- [Dataset listings of figures]
☆ ☆ ☆ ☆ ☆ ☆ ☆

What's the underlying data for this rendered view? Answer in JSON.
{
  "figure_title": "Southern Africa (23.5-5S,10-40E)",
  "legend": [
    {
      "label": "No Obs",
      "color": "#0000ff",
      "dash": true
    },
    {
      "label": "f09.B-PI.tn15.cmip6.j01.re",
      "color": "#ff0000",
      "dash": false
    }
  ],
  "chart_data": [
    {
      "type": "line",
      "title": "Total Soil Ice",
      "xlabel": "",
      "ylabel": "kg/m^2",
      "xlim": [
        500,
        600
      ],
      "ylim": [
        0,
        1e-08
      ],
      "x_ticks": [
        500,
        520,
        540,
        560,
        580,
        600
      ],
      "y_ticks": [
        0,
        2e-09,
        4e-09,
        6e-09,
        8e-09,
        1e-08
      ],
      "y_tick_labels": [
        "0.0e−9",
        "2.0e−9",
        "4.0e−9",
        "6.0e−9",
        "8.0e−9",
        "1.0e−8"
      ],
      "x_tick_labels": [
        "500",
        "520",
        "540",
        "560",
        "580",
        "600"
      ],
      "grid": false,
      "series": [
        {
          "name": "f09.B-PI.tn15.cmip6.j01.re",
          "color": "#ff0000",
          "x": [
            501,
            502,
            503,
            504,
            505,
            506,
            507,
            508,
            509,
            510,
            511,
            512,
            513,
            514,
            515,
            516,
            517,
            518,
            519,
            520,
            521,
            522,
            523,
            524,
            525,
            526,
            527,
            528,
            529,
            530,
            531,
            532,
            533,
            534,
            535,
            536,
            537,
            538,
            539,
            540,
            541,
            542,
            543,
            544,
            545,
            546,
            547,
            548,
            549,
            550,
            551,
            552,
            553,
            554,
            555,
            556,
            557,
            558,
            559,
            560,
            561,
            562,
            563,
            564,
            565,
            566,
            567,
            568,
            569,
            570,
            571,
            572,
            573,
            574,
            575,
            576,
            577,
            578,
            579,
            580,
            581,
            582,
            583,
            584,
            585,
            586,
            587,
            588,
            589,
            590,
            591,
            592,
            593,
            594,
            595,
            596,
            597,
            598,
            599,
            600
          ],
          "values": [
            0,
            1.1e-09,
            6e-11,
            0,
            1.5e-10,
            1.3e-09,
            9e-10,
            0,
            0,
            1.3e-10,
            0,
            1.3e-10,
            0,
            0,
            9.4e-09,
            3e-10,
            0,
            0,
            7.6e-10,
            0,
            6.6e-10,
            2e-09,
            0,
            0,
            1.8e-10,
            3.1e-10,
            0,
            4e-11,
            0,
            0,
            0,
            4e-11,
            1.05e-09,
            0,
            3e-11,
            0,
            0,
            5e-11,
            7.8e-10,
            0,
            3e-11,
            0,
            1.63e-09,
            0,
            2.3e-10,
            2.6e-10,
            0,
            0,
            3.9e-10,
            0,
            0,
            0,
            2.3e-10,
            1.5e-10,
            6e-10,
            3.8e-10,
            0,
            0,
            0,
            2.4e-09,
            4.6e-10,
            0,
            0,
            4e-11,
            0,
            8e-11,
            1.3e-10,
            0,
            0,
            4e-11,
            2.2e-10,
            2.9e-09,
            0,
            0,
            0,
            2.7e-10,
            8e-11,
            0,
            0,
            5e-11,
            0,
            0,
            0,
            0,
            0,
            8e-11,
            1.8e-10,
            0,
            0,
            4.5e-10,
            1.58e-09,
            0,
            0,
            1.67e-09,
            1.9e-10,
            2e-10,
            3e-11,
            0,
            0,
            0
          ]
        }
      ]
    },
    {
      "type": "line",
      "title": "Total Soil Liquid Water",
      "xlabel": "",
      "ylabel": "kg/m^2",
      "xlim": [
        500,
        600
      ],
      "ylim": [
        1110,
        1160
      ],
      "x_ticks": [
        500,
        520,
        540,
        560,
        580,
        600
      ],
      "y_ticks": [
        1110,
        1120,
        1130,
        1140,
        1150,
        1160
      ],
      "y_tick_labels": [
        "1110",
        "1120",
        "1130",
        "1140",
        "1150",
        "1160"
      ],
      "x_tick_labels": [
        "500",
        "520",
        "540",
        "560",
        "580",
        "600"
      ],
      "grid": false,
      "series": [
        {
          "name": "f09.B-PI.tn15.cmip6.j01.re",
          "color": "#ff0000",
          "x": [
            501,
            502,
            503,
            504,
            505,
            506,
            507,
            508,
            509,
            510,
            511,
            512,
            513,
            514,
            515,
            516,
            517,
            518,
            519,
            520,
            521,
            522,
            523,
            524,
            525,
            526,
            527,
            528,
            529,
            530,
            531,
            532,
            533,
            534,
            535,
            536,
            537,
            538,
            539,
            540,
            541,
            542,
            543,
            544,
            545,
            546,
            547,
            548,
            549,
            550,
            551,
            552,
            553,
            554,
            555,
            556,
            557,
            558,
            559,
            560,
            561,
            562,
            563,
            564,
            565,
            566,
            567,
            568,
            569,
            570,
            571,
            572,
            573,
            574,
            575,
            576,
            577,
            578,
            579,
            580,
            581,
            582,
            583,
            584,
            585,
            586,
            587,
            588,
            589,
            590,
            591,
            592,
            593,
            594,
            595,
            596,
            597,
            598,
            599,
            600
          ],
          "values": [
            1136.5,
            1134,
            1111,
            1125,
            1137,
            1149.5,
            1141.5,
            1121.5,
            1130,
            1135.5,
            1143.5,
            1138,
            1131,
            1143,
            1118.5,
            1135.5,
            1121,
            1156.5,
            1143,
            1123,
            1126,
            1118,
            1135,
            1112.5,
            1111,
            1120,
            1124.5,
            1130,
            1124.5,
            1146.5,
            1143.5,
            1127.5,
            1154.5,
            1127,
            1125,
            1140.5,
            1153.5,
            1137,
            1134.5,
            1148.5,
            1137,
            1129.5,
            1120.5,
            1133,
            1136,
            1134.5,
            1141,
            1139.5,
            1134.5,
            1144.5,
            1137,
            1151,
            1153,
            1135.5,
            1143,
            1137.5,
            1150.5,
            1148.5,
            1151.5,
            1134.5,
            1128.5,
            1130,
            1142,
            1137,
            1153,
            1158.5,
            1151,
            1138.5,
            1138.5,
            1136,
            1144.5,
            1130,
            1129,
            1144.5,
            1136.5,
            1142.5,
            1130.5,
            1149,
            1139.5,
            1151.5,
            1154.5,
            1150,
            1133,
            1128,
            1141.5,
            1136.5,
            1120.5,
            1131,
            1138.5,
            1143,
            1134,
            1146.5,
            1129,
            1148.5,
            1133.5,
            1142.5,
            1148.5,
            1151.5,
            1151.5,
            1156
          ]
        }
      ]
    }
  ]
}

☆ ☆ ☆ ☆ ☆ ☆ ☆

- [Written problem]
Return all of the entries exactly as they were supplied.

- [The answer]
What's the underlying data for this rendered view? Answer in JSON.
{
  "figure_title": "Southern Africa (23.5-5S,10-40E)",
  "legend": [
    {
      "label": "No Obs",
      "color": "#0000ff",
      "dash": true
    },
    {
      "label": "f09.B-PI.tn15.cmip6.j01.re",
      "color": "#ff0000",
      "dash": false
    }
  ],
  "chart_data": [
    {
      "type": "line",
      "title": "Total Soil Ice",
      "xlabel": "",
      "ylabel": "kg/m^2",
      "xlim": [
        500,
        600
      ],
      "ylim": [
        0,
        1e-08
      ],
      "x_ticks": [
        500,
        520,
        540,
        560,
        580,
        600
      ],
      "y_ticks": [
        0,
        2e-09,
        4e-09,
        6e-09,
        8e-09,
        1e-08
      ],
      "y_tick_labels": [
        "0.0e−9",
        "2.0e−9",
        "4.0e−9",
        "6.0e−9",
        "8.0e−9",
        "1.0e−8"
      ],
      "x_tick_labels": [
        "500",
        "520",
        "540",
        "560",
        "580",
        "600"
      ],
      "grid": false,
      "series": [
        {
          "name": "f09.B-PI.tn15.cmip6.j01.re",
          "color": "#ff0000",
          "x": [
            501,
            502,
            503,
            504,
            505,
            506,
            507,
            508,
            509,
            510,
            511,
            512,
            513,
            514,
            515,
            516,
            517,
            518,
            519,
            520,
            521,
            522,
            523,
            524,
            525,
            526,
            527,
            528,
            529,
            530,
            531,
            532,
            533,
            534,
            535,
            536,
            537,
            538,
            539,
            540,
            541,
            542,
            543,
            544,
            545,
            546,
            547,
            548,
            549,
            550,
            551,
            552,
            553,
            554,
            555,
            556,
            557,
            558,
            559,
            560,
            561,
            562,
            563,
            564,
            565,
            566,
            567,
            568,
            569,
            570,
            571,
            572,
            573,
            574,
            575,
            576,
            577,
            578,
            579,
            580,
            581,
            582,
            583,
            584,
            585,
            586,
            587,
            588,
            589,
            590,
            591,
            592,
            593,
            594,
            595,
            596,
            597,
            598,
            599,
            600
          ],
          "values": [
            0,
            1.1e-09,
            6e-11,
            0,
            1.5e-10,
            1.3e-09,
            9e-10,
            0,
            0,
            1.3e-10,
            0,
            1.3e-10,
            0,
            0,
            9.4e-09,
            3e-10,
            0,
            0,
            7.6e-10,
            0,
            6.6e-10,
            2e-09,
            0,
            0,
            1.8e-10,
            3.1e-10,
            0,
            4e-11,
            0,
            0,
            0,
            4e-11,
            1.05e-09,
            0,
            3e-11,
            0,
            0,
            5e-11,
            7.8e-10,
            0,
            3e-11,
            0,
            1.63e-09,
            0,
            2.3e-10,
            2.6e-10,
            0,
            0,
            3.9e-10,
            0,
            0,
            0,
            2.3e-10,
            1.5e-10,
            6e-10,
            3.8e-10,
            0,
            0,
            0,
            2.4e-09,
            4.6e-10,
            0,
            0,
            4e-11,
            0,
            8e-11,
            1.3e-10,
            0,
            0,
            4e-11,
            2.2e-10,
            2.9e-09,
            0,
            0,
            0,
            2.7e-10,
            8e-11,
            0,
            0,
            5e-11,
            0,
            0,
            0,
            0,
            0,
            8e-11,
            1.8e-10,
            0,
            0,
            4.5e-10,
            1.58e-09,
            0,
            0,
            1.67e-09,
            1.9e-10,
            2e-10,
            3e-11,
            0,
            0,
            0
          ]
        }
      ]
    },
    {
      "type": "line",
      "title": "Total Soil Liquid Water",
      "xlabel": "",
      "ylabel": "kg/m^2",
      "xlim": [
        500,
        600
      ],
      "ylim": [
        1110,
        1160
      ],
      "x_ticks": [
        500,
        520,
        540,
        560,
        580,
        600
      ],
      "y_ticks": [
        1110,
        1120,
        1130,
        1140,
        1150,
        1160
      ],
      "y_tick_labels": [
        "1110",
        "1120",
        "1130",
        "1140",
        "1150",
        "1160"
      ],
      "x_tick_labels": [
        "500",
        "520",
        "540",
        "560",
        "580",
        "600"
      ],
      "grid": false,
      "series": [
        {
          "name": "f09.B-PI.tn15.cmip6.j01.re",
          "color": "#ff0000",
          "x": [
            501,
            502,
            503,
            504,
            505,
            506,
            507,
            508,
            509,
            510,
            511,
            512,
            513,
            514,
            515,
            516,
            517,
            518,
            519,
            520,
            521,
            522,
            523,
            524,
            525,
            526,
            527,
            528,
            529,
            530,
            531,
            532,
            533,
            534,
            535,
            536,
            537,
            538,
            539,
            540,
            541,
            542,
            543,
            544,
            545,
            546,
            547,
            548,
            549,
            550,
            551,
            552,
            553,
            554,
            555,
            556,
            557,
            558,
            559,
            560,
            561,
            562,
            563,
            564,
            565,
            566,
            567,
            568,
            569,
            570,
            571,
            572,
            573,
            574,
            575,
            576,
            577,
            578,
            579,
            580,
            581,
            582,
            583,
            584,
            585,
            586,
            587,
            588,
            589,
            590,
            591,
            592,
            593,
            594,
            595,
            596,
            597,
            598,
            599,
            600
          ],
          "values": [
            1136.5,
            1134,
            1111,
            1125,
            1137,
            1149.5,
            1141.5,
            1121.5,
            1130,
            1135.5,
            1143.5,
            1138,
            1131,
            1143,
            1118.5,
            1135.5,
            1121,
            1156.5,
            1143,
            1123,
            1126,
            1118,
            1135,
            1112.5,
            1111,
            1120,
            1124.5,
            1130,
            1124.5,
            1146.5,
            1143.5,
            1127.5,
            1154.5,
            1127,
            1125,
            1140.5,
            1153.5,
            1137,
            1134.5,
            1148.5,
            1137,
            1129.5,
            1120.5,
            1133,
            1136,
            1134.5,
            1141,
            1139.5,
            1134.5,
            1144.5,
            1137,
            1151,
            1153,
            1135.5,
            1143,
            1137.5,
            1150.5,
            1148.5,
            1151.5,
            1134.5,
            1128.5,
            1130,
            1142,
            1137,
            1153,
            1158.5,
            1151,
            1138.5,
            1138.5,
            1136,
            1144.5,
            1130,
            1129,
            1144.5,
            1136.5,
            1142.5,
            1130.5,
            1149,
            1139.5,
            1151.5,
            1154.5,
            1150,
            1133,
            1128,
            1141.5,
            1136.5,
            1120.5,
            1131,
            1138.5,
            1143,
            1134,
            1146.5,
            1129,
            1148.5,
            1133.5,
            1142.5,
            1148.5,
            1151.5,
            1151.5,
            1156
          ]
        }
      ]
    }
  ]
}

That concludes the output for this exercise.